§ **Selection**:
#####
September 21, 2011 by lonomonkey

I don’t know about all of you, but for me Firelands and in a broader sense, Cataclysm progression, have failed horribly. As with anything perception based,  your mileage may vary but so far I have not found a single person who has come out and said they love Firelands with a passion. Going with the very unscientific method of asking people around me and reading blogs, most people impressions of Firelands range from very mild enthusiasm to utter disgust and quite a few people have talked about how they’re reminded of Tournament of Champions, arguably one of the most hated patches ever.

So, I’ve decided to put on my detective hat once more and try to find out exactly what’s bugging us so much about this patch.

First clue: The progression path is not what we expected

If you’re anything like me, you would reason the following when it came to raid progression:
T11 normal –> T12 normal
T11 heroic –> T12 heroic

But it’s not what we got. Turns out that Firelands was initialy tuned with T11 heroic gear in mind plus what you’d get from dailies and VPs. Don’t believe me?  Blizzard let it slipped recently when it announced the nerf to the Firelands

…and we want players who are tackling normal progression to be able to experience as many of the encounters as they can.

What I get from this is that if you were coming in from normal T11 progression and tried to do Firelands normal right away, as we did in Eff, you were looking at a very steep curve in difficulty. While that progression might have been fine for the more advanced guilds, middle of the road guilds like Eff have been struggling more as a result.

In the end, having Normal mode Firelands be a continuation of T11 heroics made raiding less accessible and brought us back to the days of Vanilla and BC where raiding past the introduction tier was only accessible to a minority of players… something Blizzard has admitted they are trying to get away from.
#####
§ **Dataset**:
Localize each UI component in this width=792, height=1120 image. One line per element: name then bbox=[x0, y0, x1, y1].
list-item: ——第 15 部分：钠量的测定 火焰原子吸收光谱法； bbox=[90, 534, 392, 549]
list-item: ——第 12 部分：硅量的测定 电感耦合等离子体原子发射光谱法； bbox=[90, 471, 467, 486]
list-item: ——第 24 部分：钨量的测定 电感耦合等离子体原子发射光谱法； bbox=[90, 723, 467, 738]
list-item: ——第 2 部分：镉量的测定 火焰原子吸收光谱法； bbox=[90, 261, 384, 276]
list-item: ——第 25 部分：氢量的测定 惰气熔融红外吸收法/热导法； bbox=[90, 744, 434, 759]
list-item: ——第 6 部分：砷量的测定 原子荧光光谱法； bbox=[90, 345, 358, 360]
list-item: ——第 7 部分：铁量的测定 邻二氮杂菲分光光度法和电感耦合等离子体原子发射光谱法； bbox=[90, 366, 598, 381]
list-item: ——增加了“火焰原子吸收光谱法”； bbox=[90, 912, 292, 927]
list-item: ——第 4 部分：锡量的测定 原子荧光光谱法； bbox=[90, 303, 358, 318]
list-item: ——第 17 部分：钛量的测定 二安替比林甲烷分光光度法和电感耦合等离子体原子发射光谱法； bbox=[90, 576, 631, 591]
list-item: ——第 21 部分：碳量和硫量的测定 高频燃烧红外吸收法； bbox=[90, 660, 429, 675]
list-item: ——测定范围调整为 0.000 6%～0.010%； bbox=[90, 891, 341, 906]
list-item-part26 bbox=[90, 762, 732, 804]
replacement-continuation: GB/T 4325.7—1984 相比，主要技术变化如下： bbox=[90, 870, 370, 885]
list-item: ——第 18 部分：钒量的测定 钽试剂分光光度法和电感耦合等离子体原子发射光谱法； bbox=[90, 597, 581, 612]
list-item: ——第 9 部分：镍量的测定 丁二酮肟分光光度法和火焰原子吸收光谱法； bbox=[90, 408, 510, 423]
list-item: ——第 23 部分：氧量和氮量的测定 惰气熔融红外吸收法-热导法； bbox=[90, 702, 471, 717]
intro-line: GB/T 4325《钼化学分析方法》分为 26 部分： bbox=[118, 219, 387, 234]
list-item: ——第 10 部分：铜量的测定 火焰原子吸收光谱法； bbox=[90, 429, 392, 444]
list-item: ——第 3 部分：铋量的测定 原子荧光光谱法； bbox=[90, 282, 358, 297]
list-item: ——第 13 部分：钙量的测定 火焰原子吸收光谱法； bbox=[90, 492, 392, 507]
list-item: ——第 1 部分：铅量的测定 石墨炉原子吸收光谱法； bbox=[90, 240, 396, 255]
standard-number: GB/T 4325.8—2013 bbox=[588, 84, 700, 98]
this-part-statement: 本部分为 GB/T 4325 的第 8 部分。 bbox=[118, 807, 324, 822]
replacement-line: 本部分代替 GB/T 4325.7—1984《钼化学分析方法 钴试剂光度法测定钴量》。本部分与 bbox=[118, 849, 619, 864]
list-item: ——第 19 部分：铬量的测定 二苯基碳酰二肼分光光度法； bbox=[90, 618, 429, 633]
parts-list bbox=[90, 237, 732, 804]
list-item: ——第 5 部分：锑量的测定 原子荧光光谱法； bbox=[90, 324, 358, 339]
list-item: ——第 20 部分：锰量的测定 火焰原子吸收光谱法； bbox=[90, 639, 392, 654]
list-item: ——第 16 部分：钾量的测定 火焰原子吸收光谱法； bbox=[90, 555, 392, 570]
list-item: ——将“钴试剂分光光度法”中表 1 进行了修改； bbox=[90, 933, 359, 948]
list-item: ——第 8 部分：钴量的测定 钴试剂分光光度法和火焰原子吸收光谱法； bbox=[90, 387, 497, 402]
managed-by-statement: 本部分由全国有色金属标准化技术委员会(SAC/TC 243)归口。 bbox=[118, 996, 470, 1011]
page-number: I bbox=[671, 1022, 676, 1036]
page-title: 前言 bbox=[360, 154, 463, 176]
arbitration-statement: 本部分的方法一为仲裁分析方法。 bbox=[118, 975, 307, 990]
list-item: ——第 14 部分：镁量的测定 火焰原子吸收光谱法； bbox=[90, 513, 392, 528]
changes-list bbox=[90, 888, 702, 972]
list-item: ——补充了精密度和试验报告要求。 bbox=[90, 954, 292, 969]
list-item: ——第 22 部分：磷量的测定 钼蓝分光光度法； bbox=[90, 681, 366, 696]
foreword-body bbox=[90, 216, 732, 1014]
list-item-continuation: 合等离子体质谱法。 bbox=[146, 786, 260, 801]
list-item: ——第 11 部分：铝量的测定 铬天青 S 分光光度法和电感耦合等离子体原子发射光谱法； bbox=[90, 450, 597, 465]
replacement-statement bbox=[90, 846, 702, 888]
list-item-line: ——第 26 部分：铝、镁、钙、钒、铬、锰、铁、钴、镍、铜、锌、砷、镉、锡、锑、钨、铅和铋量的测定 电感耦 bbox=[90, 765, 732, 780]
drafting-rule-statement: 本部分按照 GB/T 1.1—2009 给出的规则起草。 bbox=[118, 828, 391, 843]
#####
§ **Brief 1**: List every tier-and-difficulty pairing (such as a tier number with "normal" or "heroic") in the expected progression path in the Firelands post.
§ **Brief 2**: Print the part of the Firelands post starting with "I don’t know" and going on through "about this patch.".

§ **Written answer 1**:
T11 normal
T12 normal
T11 heroic
T12 heroic

§ **Written answer 2**:
I don’t know about all of you, but for me Firelands and in a broader sense, Cataclysm progression, have failed horribly. As with anything perception based,  your mileage may vary but so far I have not found a single person who has come out and said they love Firelands with a passion. Going with the very unscientific method of asking people around me and reading blogs, most people impressions of Firelands range from very mild enthusiasm to utter disgust and quite a few people have talked about how they’re reminded of Tournament of Champions, arguably one of the most hated patches ever.

So, I’ve decided to put on my detective hat once more and try to find out exactly what’s bugging us so much about this patch.